_Provided data:_
□ □ □ □ □ □ □

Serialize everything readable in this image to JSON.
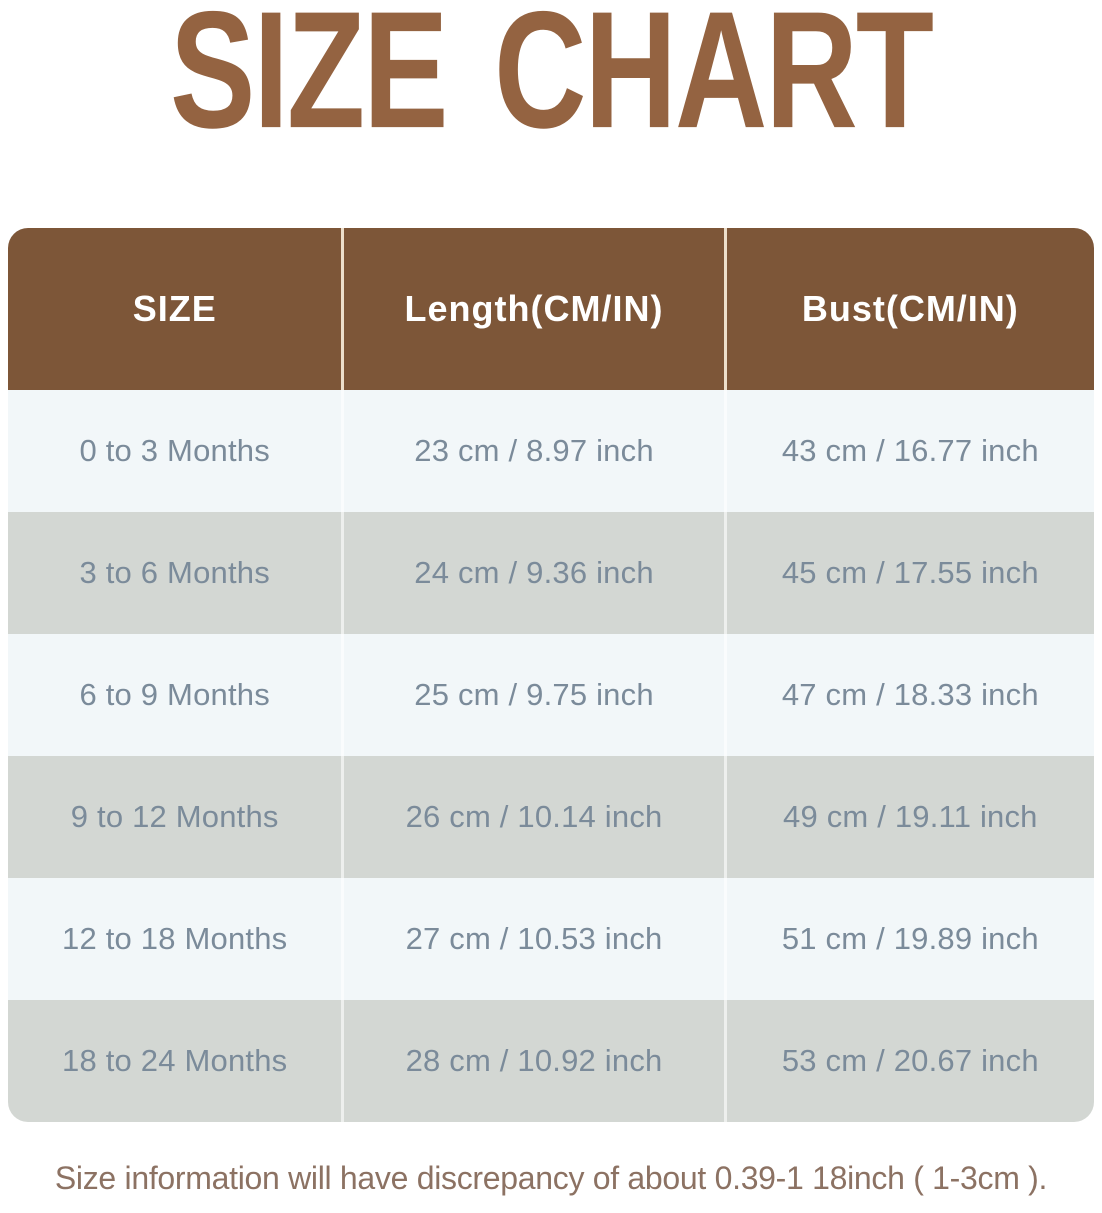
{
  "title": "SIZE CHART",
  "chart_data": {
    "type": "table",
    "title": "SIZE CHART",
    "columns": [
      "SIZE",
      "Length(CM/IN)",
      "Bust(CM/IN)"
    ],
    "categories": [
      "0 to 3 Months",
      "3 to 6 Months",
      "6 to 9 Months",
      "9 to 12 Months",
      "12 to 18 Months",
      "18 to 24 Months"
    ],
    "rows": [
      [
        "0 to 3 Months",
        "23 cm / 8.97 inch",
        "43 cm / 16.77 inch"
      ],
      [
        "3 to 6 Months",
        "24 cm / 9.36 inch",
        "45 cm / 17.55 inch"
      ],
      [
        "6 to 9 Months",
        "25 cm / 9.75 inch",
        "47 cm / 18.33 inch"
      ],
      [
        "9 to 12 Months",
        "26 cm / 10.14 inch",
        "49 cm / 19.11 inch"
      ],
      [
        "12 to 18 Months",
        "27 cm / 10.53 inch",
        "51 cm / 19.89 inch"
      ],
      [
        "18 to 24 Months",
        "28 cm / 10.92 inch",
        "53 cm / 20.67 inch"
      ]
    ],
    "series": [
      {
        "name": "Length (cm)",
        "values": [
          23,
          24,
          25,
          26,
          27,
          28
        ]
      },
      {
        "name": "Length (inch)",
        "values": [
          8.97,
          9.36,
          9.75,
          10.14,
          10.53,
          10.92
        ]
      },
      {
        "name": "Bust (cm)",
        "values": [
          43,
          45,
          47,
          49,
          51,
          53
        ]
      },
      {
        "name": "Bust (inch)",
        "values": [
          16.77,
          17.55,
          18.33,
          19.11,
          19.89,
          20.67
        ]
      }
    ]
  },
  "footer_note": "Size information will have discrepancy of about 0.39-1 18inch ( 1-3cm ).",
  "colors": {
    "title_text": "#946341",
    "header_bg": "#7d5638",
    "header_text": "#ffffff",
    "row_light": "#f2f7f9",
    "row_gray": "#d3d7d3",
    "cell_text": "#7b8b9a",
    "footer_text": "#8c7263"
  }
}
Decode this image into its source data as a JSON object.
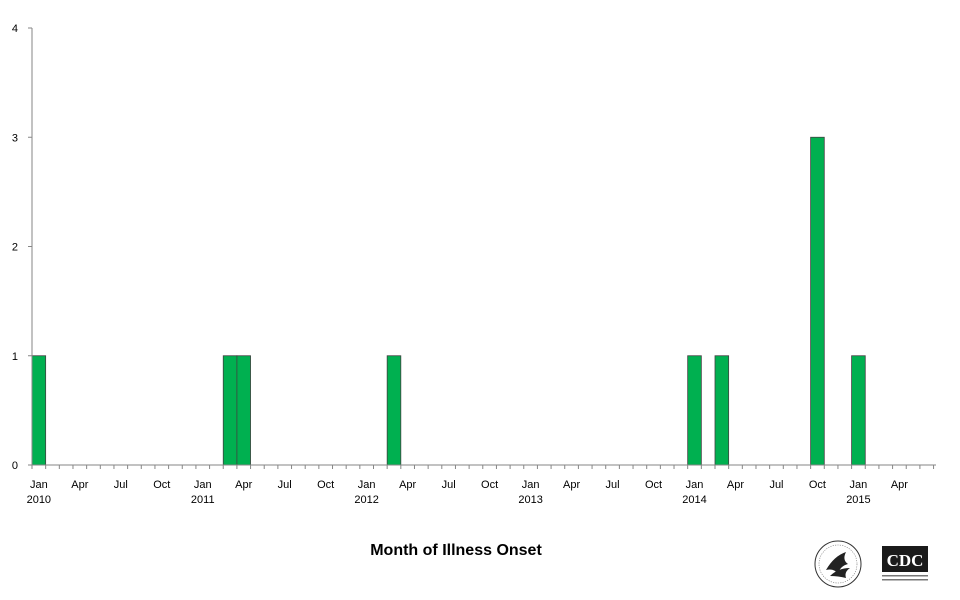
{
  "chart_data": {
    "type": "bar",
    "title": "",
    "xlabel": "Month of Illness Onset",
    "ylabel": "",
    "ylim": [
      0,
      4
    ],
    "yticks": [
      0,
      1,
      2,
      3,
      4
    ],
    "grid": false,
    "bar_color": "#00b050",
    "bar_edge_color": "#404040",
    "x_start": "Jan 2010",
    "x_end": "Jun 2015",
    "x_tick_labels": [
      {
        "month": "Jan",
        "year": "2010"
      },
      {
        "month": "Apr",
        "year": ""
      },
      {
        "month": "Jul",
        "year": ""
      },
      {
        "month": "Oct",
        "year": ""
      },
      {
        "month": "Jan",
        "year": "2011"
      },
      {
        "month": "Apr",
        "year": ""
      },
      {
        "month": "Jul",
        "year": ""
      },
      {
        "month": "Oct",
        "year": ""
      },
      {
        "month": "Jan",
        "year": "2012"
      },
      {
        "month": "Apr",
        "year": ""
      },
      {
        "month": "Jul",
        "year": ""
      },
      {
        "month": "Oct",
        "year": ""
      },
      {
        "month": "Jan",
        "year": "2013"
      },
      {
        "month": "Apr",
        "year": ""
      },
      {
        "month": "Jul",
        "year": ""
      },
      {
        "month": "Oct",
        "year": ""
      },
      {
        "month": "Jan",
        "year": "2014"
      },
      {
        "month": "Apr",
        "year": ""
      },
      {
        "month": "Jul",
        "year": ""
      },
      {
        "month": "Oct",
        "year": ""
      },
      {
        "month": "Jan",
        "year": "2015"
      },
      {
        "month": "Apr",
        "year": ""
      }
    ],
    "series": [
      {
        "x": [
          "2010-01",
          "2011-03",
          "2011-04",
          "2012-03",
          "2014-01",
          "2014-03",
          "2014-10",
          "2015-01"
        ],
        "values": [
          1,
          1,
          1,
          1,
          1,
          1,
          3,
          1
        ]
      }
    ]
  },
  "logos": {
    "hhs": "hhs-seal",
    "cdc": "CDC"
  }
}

□ □ □ □ □ □ □

_What this task involves:_ Print every entry exactly as written, without the pictures.

_Answer to this problem:_
Serialize everything readable in this image to JSON.
{
  "title": "SIZE CHART",
  "chart_data": {
    "type": "table",
    "title": "SIZE CHART",
    "columns": [
      "SIZE",
      "Length(CM/IN)",
      "Bust(CM/IN)"
    ],
    "categories": [
      "0 to 3 Months",
      "3 to 6 Months",
      "6 to 9 Months",
      "9 to 12 Months",
      "12 to 18 Months",
      "18 to 24 Months"
    ],
    "rows": [
      [
        "0 to 3 Months",
        "23 cm / 8.97 inch",
        "43 cm / 16.77 inch"
      ],
      [
        "3 to 6 Months",
        "24 cm / 9.36 inch",
        "45 cm / 17.55 inch"
      ],
      [
        "6 to 9 Months",
        "25 cm / 9.75 inch",
        "47 cm / 18.33 inch"
      ],
      [
        "9 to 12 Months",
        "26 cm / 10.14 inch",
        "49 cm / 19.11 inch"
      ],
      [
        "12 to 18 Months",
        "27 cm / 10.53 inch",
        "51 cm / 19.89 inch"
      ],
      [
        "18 to 24 Months",
        "28 cm / 10.92 inch",
        "53 cm / 20.67 inch"
      ]
    ],
    "series": [
      {
        "name": "Length (cm)",
        "values": [
          23,
          24,
          25,
          26,
          27,
          28
        ]
      },
      {
        "name": "Length (inch)",
        "values": [
          8.97,
          9.36,
          9.75,
          10.14,
          10.53,
          10.92
        ]
      },
      {
        "name": "Bust (cm)",
        "values": [
          43,
          45,
          47,
          49,
          51,
          53
        ]
      },
      {
        "name": "Bust (inch)",
        "values": [
          16.77,
          17.55,
          18.33,
          19.11,
          19.89,
          20.67
        ]
      }
    ]
  },
  "footer_note": "Size information will have discrepancy of about 0.39-1 18inch ( 1-3cm ).",
  "colors": {
    "title_text": "#946341",
    "header_bg": "#7d5638",
    "header_text": "#ffffff",
    "row_light": "#f2f7f9",
    "row_gray": "#d3d7d3",
    "cell_text": "#7b8b9a",
    "footer_text": "#8c7263"
  }
}
Decode this image into its source data as a JSON object.
{
  "chart_data": {
    "type": "bar",
    "title": "",
    "xlabel": "Month of Illness Onset",
    "ylabel": "",
    "ylim": [
      0,
      4
    ],
    "yticks": [
      0,
      1,
      2,
      3,
      4
    ],
    "grid": false,
    "bar_color": "#00b050",
    "bar_edge_color": "#404040",
    "x_start": "Jan 2010",
    "x_end": "Jun 2015",
    "x_tick_labels": [
      {
        "month": "Jan",
        "year": "2010"
      },
      {
        "month": "Apr",
        "year": ""
      },
      {
        "month": "Jul",
        "year": ""
      },
      {
        "month": "Oct",
        "year": ""
      },
      {
        "month": "Jan",
        "year": "2011"
      },
      {
        "month": "Apr",
        "year": ""
      },
      {
        "month": "Jul",
        "year": ""
      },
      {
        "month": "Oct",
        "year": ""
      },
      {
        "month": "Jan",
        "year": "2012"
      },
      {
        "month": "Apr",
        "year": ""
      },
      {
        "month": "Jul",
        "year": ""
      },
      {
        "month": "Oct",
        "year": ""
      },
      {
        "month": "Jan",
        "year": "2013"
      },
      {
        "month": "Apr",
        "year": ""
      },
      {
        "month": "Jul",
        "year": ""
      },
      {
        "month": "Oct",
        "year": ""
      },
      {
        "month": "Jan",
        "year": "2014"
      },
      {
        "month": "Apr",
        "year": ""
      },
      {
        "month": "Jul",
        "year": ""
      },
      {
        "month": "Oct",
        "year": ""
      },
      {
        "month": "Jan",
        "year": "2015"
      },
      {
        "month": "Apr",
        "year": ""
      }
    ],
    "series": [
      {
        "x": [
          "2010-01",
          "2011-03",
          "2011-04",
          "2012-03",
          "2014-01",
          "2014-03",
          "2014-10",
          "2015-01"
        ],
        "values": [
          1,
          1,
          1,
          1,
          1,
          1,
          3,
          1
        ]
      }
    ]
  },
  "logos": {
    "hhs": "hhs-seal",
    "cdc": "CDC"
  }
}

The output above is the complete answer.